## Records from a data collection:
•••••
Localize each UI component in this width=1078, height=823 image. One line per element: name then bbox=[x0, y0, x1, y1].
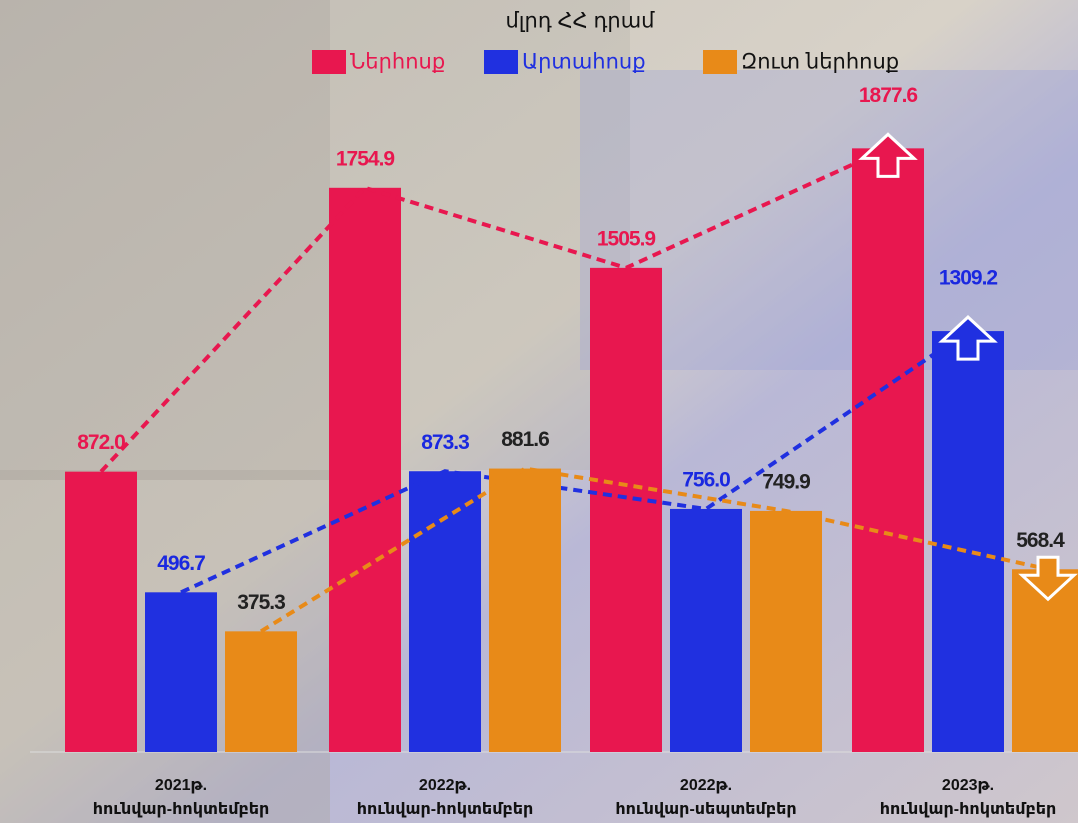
bar bbox=[670, 509, 742, 752]
value-label: 1309.2 bbox=[939, 267, 998, 290]
bar bbox=[590, 268, 662, 752]
value-label: 872.0 bbox=[77, 431, 125, 454]
value-label: 1877.6 bbox=[859, 84, 918, 107]
bar bbox=[852, 148, 924, 752]
banknote bbox=[0, 0, 330, 480]
value-label: 375.3 bbox=[237, 591, 285, 614]
chart-title: մլրդ ՀՀ դրամ bbox=[506, 10, 656, 33]
bar bbox=[750, 511, 822, 752]
value-label: 568.4 bbox=[1016, 529, 1065, 552]
legend-label: Արտահոսք bbox=[522, 51, 646, 74]
bar bbox=[932, 331, 1004, 752]
bar bbox=[225, 631, 297, 752]
chart: մլրդ ՀՀ դրամ Ներհոսք Արտահոսք Զուտ ներհոսք… bbox=[0, 0, 1078, 823]
legend-label: Ներհոսք bbox=[350, 51, 445, 74]
legend: Ներհոսք Արտահոսք Զուտ ներհոսք bbox=[312, 50, 899, 74]
value-label: 881.6 bbox=[501, 428, 549, 451]
legend-swatch bbox=[484, 50, 518, 74]
value-label: 749.9 bbox=[762, 470, 810, 493]
value-label: 756.0 bbox=[682, 468, 730, 491]
value-label: 496.7 bbox=[157, 552, 205, 575]
value-label: 873.3 bbox=[421, 431, 469, 454]
legend-swatch bbox=[312, 50, 346, 74]
bar bbox=[489, 469, 561, 752]
value-label: 1505.9 bbox=[597, 227, 656, 250]
legend-swatch bbox=[703, 50, 737, 74]
value-label: 1754.9 bbox=[336, 147, 395, 170]
bar bbox=[145, 592, 217, 752]
bar bbox=[329, 188, 401, 752]
legend-label: Զուտ ներհոսք bbox=[741, 51, 899, 74]
bar bbox=[409, 471, 481, 752]
bar bbox=[65, 472, 137, 752]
•••••
## TASK TO CARRY OUT:
Return every line of the records above that contains the word "դրամ".

## FINISHED EXERCISE:
chart-title: մլրդ ՀՀ դրամ bbox=[506, 10, 656, 33]
chart: մլրդ ՀՀ դրամ Ներհոսք Արտահոսք Զուտ ներհոսք… bbox=[0, 0, 1078, 823]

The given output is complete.